(Beginning of Given text)

    You should also read his “Letter to the Catholics of Ireland”, which goes into great detail about the possible causes:

  • Burt

    The Pope is lovely and very Holy Mary O’Regan..
    Unfortunately his detractors are not. Many of his worst enemies are in the hierarchy I fear.
    Right after the Eucharistic Congress there is a new Irish Catholic controversy, because the Pope is trying to keep his promise made at the outset of his Papacy to expunge the filth. He needs all the prayerful support he possibly can.

  • Parasum
  • Parasum

    And what’s going to happen ? Nothing. The people he criticises are going to stay in place, the same old habits of mind are going to carry on, nothing will change, thre Church will stsat as worldly-minded as ever or become even more so, yet more Catholicds will give up the whole wreched charade as a ghastly wastre of time; the hierarchy in Rome & Ireland & elsewhere will bury its head even deeper in the sand. Papal or Vatican hot air & tree-killing will not change a single life for the better – it will merely give the dummies in the Vatican the false impression they are doing something. But Papal burbling is a waste of time.

    When he wants to act, he does so. His slowness &  inaction in this matter only goes to show that the molestation of minors by clergy and religious is not of any great importance to him.

    “How are we to explain the fact that people who regularly received the
    Lord’s body and confessed their sins in the sacrament of Penance have
    offended in this way?”

    ## Is he so ignorant that he doesn’t know the answer ? If so, why is he Pope ? He shouild read less German or Polish theological blabber, and start reading the New Testament instead.

  • Ronk

    I think I can answer the Pope’s question: In most cases the people who committed these mortal sins did NOT go to the sacrament of Penance, or else they deliberately concealed these sins from their confessors, so that when they repeatedly received the Lord’s Body and Blood with their soul in such a state, it did not give them graces to repent but instead they profaned the Body and Blood of the Lord, and confirmed themsleves in their sin. The Pope as usual is charitably assuming the best about people even though it’s unlikely.

    You are attacking the wrong guy. The Pope has done more than any person on earth to rid the priesthood of what he called “the filth” which had entered it.

(End of Given text)

--- Using the information ---
A: Say whether each of these statements agrees with the comment thread about the Pope, answering yes or no and quoting the words of the thread that decide it: (i) Burt says a new Irish Catholic controversy arose right after the Eucharistic Congress; (ii) Ronk says that in most cases the offenders went to the sacrament of Penance and confessed these sins; (iii) the last comment says the Pope called what had entered the priesthood "the filth."
B: Write what comes next in the comment thread about the Pope, starting after its last line.

(Beginning of Provided material)

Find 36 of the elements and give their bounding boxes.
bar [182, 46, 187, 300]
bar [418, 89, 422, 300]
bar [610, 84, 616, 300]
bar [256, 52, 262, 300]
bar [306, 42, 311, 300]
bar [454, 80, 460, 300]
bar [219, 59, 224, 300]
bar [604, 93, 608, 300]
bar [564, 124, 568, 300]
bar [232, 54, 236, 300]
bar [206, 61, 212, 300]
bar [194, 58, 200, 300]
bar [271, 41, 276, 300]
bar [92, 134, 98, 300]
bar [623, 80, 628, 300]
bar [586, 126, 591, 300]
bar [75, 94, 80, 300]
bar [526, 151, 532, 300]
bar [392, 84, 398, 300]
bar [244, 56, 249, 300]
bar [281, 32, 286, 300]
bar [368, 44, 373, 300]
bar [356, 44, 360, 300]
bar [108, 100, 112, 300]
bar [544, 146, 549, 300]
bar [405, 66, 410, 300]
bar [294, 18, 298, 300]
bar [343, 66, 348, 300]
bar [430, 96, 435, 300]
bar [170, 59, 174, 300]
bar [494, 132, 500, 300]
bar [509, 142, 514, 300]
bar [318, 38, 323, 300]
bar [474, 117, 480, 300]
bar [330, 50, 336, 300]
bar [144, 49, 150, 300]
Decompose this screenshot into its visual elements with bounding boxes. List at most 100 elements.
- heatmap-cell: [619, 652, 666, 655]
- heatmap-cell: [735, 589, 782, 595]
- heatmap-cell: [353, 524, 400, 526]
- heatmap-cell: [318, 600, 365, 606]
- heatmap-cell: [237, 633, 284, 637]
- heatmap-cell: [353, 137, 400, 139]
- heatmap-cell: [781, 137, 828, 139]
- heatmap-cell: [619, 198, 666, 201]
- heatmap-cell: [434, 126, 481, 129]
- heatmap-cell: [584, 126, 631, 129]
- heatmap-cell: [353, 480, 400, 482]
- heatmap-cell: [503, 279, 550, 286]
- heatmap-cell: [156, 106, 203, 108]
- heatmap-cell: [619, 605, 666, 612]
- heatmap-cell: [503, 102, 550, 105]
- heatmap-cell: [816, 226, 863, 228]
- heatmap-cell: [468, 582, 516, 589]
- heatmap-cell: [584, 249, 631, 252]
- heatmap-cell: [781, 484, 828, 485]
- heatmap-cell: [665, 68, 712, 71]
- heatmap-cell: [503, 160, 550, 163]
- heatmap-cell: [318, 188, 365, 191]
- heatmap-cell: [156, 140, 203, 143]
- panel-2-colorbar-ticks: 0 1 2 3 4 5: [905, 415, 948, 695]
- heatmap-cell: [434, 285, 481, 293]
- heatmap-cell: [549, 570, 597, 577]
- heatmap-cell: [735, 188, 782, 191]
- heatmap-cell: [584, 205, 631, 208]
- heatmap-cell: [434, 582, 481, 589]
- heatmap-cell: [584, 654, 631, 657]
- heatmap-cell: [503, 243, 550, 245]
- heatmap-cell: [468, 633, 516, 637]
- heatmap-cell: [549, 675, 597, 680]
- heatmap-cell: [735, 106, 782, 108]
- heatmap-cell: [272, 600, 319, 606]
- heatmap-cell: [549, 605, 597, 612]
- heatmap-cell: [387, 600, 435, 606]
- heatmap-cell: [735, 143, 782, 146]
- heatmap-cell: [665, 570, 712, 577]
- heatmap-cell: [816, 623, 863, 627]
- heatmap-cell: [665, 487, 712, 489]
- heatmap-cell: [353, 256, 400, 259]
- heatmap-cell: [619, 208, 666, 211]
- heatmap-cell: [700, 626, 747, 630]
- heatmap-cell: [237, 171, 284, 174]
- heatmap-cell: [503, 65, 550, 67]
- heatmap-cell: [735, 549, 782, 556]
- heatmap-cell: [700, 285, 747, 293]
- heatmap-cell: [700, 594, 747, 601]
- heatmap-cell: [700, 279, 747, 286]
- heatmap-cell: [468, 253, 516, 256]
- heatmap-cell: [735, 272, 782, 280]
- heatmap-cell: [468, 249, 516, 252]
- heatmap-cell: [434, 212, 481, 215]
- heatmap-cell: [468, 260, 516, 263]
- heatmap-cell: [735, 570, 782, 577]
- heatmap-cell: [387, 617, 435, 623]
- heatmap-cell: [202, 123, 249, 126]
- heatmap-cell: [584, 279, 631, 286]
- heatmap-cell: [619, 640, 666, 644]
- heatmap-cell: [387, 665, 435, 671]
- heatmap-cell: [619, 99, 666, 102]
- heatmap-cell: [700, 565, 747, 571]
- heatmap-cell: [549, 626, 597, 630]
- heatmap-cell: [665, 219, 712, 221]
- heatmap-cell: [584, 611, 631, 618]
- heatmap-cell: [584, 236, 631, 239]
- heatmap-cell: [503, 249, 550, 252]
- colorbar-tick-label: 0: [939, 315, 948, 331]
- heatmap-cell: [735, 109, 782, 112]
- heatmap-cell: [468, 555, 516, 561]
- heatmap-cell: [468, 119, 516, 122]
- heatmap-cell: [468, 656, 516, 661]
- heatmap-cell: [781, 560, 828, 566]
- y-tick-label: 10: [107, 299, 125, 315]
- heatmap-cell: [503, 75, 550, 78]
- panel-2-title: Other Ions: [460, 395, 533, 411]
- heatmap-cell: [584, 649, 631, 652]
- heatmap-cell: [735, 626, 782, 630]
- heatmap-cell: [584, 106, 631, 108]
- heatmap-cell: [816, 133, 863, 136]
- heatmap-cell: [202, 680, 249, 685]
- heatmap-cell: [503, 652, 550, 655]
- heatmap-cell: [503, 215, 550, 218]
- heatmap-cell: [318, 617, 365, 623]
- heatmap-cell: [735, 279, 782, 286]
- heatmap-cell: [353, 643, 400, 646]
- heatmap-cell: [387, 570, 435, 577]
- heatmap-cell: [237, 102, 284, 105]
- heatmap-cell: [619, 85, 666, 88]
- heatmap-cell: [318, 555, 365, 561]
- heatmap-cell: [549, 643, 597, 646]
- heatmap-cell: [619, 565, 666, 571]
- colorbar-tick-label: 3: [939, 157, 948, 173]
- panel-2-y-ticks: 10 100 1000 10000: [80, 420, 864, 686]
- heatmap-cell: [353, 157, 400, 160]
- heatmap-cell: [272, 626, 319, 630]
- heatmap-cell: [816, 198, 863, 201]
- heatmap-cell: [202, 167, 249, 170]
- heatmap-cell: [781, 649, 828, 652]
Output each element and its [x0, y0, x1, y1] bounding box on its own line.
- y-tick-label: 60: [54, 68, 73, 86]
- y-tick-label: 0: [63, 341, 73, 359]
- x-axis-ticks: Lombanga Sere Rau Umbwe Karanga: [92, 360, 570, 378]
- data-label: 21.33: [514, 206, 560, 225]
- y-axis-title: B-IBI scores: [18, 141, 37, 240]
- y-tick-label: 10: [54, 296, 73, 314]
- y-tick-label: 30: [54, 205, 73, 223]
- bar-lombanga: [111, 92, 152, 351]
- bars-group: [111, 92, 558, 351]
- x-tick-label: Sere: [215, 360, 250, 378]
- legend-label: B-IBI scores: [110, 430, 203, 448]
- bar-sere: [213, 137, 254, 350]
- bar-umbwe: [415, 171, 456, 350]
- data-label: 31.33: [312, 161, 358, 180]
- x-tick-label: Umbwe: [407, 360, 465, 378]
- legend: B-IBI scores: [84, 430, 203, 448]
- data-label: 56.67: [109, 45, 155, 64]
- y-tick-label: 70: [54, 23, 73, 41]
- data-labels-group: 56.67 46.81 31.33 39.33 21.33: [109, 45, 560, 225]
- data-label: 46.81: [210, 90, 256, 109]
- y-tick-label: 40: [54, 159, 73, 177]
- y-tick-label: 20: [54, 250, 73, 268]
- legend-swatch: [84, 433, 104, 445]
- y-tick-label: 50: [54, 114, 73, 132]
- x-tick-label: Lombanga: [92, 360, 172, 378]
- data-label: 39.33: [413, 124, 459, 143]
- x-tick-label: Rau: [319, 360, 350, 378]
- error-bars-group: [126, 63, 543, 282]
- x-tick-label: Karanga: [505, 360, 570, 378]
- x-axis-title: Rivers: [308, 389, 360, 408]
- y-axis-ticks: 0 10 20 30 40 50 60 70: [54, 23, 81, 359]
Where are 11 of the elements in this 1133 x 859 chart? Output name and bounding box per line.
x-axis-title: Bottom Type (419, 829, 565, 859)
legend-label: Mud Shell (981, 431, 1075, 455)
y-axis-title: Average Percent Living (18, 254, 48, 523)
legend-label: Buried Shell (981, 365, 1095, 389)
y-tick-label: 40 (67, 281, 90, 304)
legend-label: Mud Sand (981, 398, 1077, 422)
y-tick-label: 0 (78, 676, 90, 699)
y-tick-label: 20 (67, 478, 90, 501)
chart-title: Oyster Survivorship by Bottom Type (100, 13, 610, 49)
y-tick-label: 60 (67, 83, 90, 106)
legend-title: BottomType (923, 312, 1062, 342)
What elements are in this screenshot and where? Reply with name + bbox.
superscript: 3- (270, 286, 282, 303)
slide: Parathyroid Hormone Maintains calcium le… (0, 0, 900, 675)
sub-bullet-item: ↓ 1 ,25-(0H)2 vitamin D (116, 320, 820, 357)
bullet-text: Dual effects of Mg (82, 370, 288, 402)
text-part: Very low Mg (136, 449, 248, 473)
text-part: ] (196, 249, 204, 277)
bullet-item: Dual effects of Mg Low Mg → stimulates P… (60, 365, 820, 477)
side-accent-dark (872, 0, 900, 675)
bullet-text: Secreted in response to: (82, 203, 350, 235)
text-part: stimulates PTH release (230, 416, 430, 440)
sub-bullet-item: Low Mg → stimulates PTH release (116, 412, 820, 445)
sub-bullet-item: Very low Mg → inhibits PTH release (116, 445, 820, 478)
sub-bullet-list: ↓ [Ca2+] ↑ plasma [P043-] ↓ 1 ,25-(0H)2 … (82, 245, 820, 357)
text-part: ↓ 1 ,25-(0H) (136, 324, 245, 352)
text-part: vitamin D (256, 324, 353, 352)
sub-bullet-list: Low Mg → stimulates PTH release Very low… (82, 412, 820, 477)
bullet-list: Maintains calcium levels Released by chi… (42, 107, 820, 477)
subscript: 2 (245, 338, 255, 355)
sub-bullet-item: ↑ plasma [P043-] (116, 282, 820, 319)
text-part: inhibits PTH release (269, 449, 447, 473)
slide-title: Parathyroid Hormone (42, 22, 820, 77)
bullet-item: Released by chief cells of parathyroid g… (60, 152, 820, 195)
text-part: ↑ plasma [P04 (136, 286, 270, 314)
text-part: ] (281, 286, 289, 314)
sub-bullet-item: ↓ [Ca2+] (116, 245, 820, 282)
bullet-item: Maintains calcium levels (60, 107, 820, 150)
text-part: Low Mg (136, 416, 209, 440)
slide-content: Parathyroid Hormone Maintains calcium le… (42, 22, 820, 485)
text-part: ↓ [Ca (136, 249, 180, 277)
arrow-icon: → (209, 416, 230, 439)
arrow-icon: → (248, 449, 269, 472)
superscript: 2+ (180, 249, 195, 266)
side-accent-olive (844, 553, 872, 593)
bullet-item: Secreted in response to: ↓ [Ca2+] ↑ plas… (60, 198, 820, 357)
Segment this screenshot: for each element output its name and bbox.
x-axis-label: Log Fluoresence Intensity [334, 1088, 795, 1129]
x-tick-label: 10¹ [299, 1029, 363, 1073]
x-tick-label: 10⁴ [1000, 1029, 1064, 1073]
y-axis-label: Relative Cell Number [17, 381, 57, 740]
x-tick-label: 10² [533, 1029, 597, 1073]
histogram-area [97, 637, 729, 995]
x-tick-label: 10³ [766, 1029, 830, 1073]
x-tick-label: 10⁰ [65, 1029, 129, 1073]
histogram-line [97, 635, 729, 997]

(End of Provided material)

--- Outputs in order ---
A:
(i) Yes: "Right after the Eucharistic Congress there is a new Irish Catholic controversy"
(ii) No: "In most cases the people who committed these mortal sins did NOT go to the sacrament of Penance, or else they deliberately concealed these sins from their confessors"
(iii) Yes: "The Pope has done more than any person on earth to rid the priesthood of what he called “the filth” which had entered it."

B:
  • Macca

    I cannot agree with the heading of this article -  it glosses over the extent to which the faith of the Irish
    Catholic people has been challenged by church structures that have let
    them down so badly. Much more healing has to take place before there is likely to be any widespread interest, much less welcome for a Papal visit. The recent congress may have helped those who participated but I wonder to what extent they represented the rank and file of Irish Catholics, those who strugglle on in their faith and religious practice and the many who have walked away. The Hierarchy has a long way to go in terms of listening  and responding to the needs and fears of us, the People of God.

  • Susan

    ‘Were we really right to uphold the sanctity of the Church down through the centuries?’ Of course we were. The Church is the Bride of Christ and our Mother, not just the sum total of her members, It is members of the Church who do evil, not the Church herself, who remains holy, Christ’s presence in the world.

  • Andrew Brennan

     I wonder would Ratzinger finally agree to give testimony as to how many Irish cases he put aside when he was head of the CDF?  He was many years in that Office and must have come across hundreds of cases where children were being abused by Irish clergy. Perhaps he could explain his inaction; his reasons for not informing legal and medical authorities.

    If he does make his way to Ireland I’m quite sure there will be many abuse survivors willing to make a citizen’s arrest on him in order to get answers to these questions.